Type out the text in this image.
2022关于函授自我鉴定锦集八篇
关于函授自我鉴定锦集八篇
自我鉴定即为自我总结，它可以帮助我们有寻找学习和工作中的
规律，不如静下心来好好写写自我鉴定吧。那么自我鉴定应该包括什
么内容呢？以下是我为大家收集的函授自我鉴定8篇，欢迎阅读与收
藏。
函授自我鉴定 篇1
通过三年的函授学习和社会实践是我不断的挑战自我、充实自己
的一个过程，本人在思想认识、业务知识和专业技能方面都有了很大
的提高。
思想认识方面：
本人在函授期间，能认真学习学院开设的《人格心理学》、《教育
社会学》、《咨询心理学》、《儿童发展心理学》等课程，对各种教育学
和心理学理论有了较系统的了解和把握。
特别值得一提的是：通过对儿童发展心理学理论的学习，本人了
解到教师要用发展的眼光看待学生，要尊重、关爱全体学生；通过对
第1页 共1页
════════════════
Retype all of the entries precisely as they are.

## IN RESPONSE
Type out the text in this image.
2022关于函授自我鉴定锦集八篇
关于函授自我鉴定锦集八篇
自我鉴定即为自我总结，它可以帮助我们有寻找学习和工作中的
规律，不如静下心来好好写写自我鉴定吧。那么自我鉴定应该包括什
么内容呢？以下是我为大家收集的函授自我鉴定8篇，欢迎阅读与收
藏。
函授自我鉴定 篇1
通过三年的函授学习和社会实践是我不断的挑战自我、充实自己
的一个过程，本人在思想认识、业务知识和专业技能方面都有了很大
的提高。
思想认识方面：
本人在函授期间，能认真学习学院开设的《人格心理学》、《教育
社会学》、《咨询心理学》、《儿童发展心理学》等课程，对各种教育学
和心理学理论有了较系统的了解和把握。
特别值得一提的是：通过对儿童发展心理学理论的学习，本人了
解到教师要用发展的眼光看待学生，要尊重、关爱全体学生；通过对
第1页 共1页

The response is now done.